Task instructions >> Reproduce every entry exactly, without alteration.
....
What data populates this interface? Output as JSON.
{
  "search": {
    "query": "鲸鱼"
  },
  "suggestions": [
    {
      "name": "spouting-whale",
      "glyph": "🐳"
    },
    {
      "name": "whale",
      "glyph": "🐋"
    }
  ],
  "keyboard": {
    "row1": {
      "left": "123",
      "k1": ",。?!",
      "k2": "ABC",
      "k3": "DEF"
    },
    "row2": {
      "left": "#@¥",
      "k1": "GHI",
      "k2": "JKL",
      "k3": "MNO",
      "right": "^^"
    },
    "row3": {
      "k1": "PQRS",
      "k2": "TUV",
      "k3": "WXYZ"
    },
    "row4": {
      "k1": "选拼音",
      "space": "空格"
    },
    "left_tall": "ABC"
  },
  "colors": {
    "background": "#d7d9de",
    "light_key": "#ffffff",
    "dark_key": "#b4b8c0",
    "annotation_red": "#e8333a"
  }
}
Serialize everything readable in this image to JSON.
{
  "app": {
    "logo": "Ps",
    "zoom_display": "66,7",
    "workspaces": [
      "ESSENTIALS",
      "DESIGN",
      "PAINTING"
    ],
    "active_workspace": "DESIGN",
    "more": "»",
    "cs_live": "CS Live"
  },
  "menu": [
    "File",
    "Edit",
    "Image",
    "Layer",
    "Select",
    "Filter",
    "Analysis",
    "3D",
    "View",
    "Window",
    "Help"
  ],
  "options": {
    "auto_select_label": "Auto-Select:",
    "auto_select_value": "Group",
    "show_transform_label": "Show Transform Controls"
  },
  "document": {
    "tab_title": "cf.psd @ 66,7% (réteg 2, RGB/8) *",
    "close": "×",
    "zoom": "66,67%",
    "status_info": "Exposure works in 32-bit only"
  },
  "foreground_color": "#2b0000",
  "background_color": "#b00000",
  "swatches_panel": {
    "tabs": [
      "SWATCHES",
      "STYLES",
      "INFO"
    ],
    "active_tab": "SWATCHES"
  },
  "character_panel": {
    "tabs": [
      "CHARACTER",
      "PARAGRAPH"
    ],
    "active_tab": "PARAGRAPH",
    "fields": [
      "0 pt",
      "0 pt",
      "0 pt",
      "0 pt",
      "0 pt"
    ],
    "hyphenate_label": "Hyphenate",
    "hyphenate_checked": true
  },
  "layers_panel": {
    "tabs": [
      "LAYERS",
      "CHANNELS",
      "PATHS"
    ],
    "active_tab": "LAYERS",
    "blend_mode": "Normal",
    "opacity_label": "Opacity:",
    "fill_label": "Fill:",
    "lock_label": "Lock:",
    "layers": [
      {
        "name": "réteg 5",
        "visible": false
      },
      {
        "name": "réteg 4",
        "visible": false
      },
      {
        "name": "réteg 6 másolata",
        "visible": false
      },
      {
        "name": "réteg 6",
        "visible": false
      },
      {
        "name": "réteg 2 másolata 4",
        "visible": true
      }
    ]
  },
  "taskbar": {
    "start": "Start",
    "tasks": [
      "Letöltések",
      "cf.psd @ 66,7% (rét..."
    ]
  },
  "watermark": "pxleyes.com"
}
....
Finished answer >>
What data populates this interface? Output as JSON.
{
  "search": {
    "query": "鲸鱼"
  },
  "suggestions": [
    {
      "name": "spouting-whale",
      "glyph": "🐳"
    },
    {
      "name": "whale",
      "glyph": "🐋"
    }
  ],
  "keyboard": {
    "row1": {
      "left": "123",
      "k1": ",。?!",
      "k2": "ABC",
      "k3": "DEF"
    },
    "row2": {
      "left": "#@¥",
      "k1": "GHI",
      "k2": "JKL",
      "k3": "MNO",
      "right": "^^"
    },
    "row3": {
      "k1": "PQRS",
      "k2": "TUV",
      "k3": "WXYZ"
    },
    "row4": {
      "k1": "选拼音",
      "space": "空格"
    },
    "left_tall": "ABC"
  },
  "colors": {
    "background": "#d7d9de",
    "light_key": "#ffffff",
    "dark_key": "#b4b8c0",
    "annotation_red": "#e8333a"
  }
}
Serialize everything readable in this image to JSON.
{
  "app": {
    "logo": "Ps",
    "zoom_display": "66,7",
    "workspaces": [
      "ESSENTIALS",
      "DESIGN",
      "PAINTING"
    ],
    "active_workspace": "DESIGN",
    "more": "»",
    "cs_live": "CS Live"
  },
  "menu": [
    "File",
    "Edit",
    "Image",
    "Layer",
    "Select",
    "Filter",
    "Analysis",
    "3D",
    "View",
    "Window",
    "Help"
  ],
  "options": {
    "auto_select_label": "Auto-Select:",
    "auto_select_value": "Group",
    "show_transform_label": "Show Transform Controls"
  },
  "document": {
    "tab_title": "cf.psd @ 66,7% (réteg 2, RGB/8) *",
    "close": "×",
    "zoom": "66,67%",
    "status_info": "Exposure works in 32-bit only"
  },
  "foreground_color": "#2b0000",
  "background_color": "#b00000",
  "swatches_panel": {
    "tabs": [
      "SWATCHES",
      "STYLES",
      "INFO"
    ],
    "active_tab": "SWATCHES"
  },
  "character_panel": {
    "tabs": [
      "CHARACTER",
      "PARAGRAPH"
    ],
    "active_tab": "PARAGRAPH",
    "fields": [
      "0 pt",
      "0 pt",
      "0 pt",
      "0 pt",
      "0 pt"
    ],
    "hyphenate_label": "Hyphenate",
    "hyphenate_checked": true
  },
  "layers_panel": {
    "tabs": [
      "LAYERS",
      "CHANNELS",
      "PATHS"
    ],
    "active_tab": "LAYERS",
    "blend_mode": "Normal",
    "opacity_label": "Opacity:",
    "fill_label": "Fill:",
    "lock_label": "Lock:",
    "layers": [
      {
        "name": "réteg 5",
        "visible": false
      },
      {
        "name": "réteg 4",
        "visible": false
      },
      {
        "name": "réteg 6 másolata",
        "visible": false
      },
      {
        "name": "réteg 6",
        "visible": false
      },
      {
        "name": "réteg 2 másolata 4",
        "visible": true
      }
    ]
  },
  "taskbar": {
    "start": "Start",
    "tasks": [
      "Letöltések",
      "cf.psd @ 66,7% (rét..."
    ]
  },
  "watermark": "pxleyes.com"
}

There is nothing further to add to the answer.